What follows is a listing to be transcribed exactly.
------ Dataset content
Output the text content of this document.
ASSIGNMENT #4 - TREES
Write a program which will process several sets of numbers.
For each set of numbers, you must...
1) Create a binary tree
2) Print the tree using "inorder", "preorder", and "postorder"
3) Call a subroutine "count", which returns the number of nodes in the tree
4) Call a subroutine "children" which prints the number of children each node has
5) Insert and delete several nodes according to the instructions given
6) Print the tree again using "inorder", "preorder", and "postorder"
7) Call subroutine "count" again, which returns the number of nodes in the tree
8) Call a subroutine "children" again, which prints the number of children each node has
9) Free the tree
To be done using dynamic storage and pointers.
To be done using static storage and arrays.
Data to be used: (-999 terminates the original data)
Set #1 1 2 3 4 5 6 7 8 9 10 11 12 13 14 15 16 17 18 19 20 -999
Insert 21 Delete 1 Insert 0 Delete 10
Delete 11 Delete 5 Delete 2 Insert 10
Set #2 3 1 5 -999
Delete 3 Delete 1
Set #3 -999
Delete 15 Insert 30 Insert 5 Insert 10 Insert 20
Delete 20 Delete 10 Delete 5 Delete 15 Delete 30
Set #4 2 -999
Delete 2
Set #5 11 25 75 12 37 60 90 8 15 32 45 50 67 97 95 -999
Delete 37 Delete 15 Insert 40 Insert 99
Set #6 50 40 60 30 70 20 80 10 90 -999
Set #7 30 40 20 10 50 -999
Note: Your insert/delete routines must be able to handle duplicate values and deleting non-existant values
------------
Full output
Output the text content of this document.
ASSIGNMENT #4 - TREES
Write a program which will process several sets of numbers.
For each set of numbers, you must...
1) Create a binary tree
2) Print the tree using "inorder", "preorder", and "postorder"
3) Call a subroutine "count", which returns the number of nodes in the tree
4) Call a subroutine "children" which prints the number of children each node has
5) Insert and delete several nodes according to the instructions given
6) Print the tree again using "inorder", "preorder", and "postorder"
7) Call subroutine "count" again, which returns the number of nodes in the tree
8) Call a subroutine "children" again, which prints the number of children each node has
9) Free the tree
To be done using dynamic storage and pointers.
To be done using static storage and arrays.
Data to be used: (-999 terminates the original data)
Set #1 1 2 3 4 5 6 7 8 9 10 11 12 13 14 15 16 17 18 19 20 -999
Insert 21 Delete 1 Insert 0 Delete 10
Delete 11 Delete 5 Delete 2 Insert 10
Set #2 3 1 5 -999
Delete 3 Delete 1
Set #3 -999
Delete 15 Insert 30 Insert 5 Insert 10 Insert 20
Delete 20 Delete 10 Delete 5 Delete 15 Delete 30
Set #4 2 -999
Delete 2
Set #5 11 25 75 12 37 60 90 8 15 32 45 50 67 97 95 -999
Delete 37 Delete 15 Insert 40 Insert 99
Set #6 50 40 60 30 70 20 80 10 90 -999
Set #7 30 40 20 10 50 -999
Note: Your insert/delete routines must be able to handle duplicate values and deleting non-existant values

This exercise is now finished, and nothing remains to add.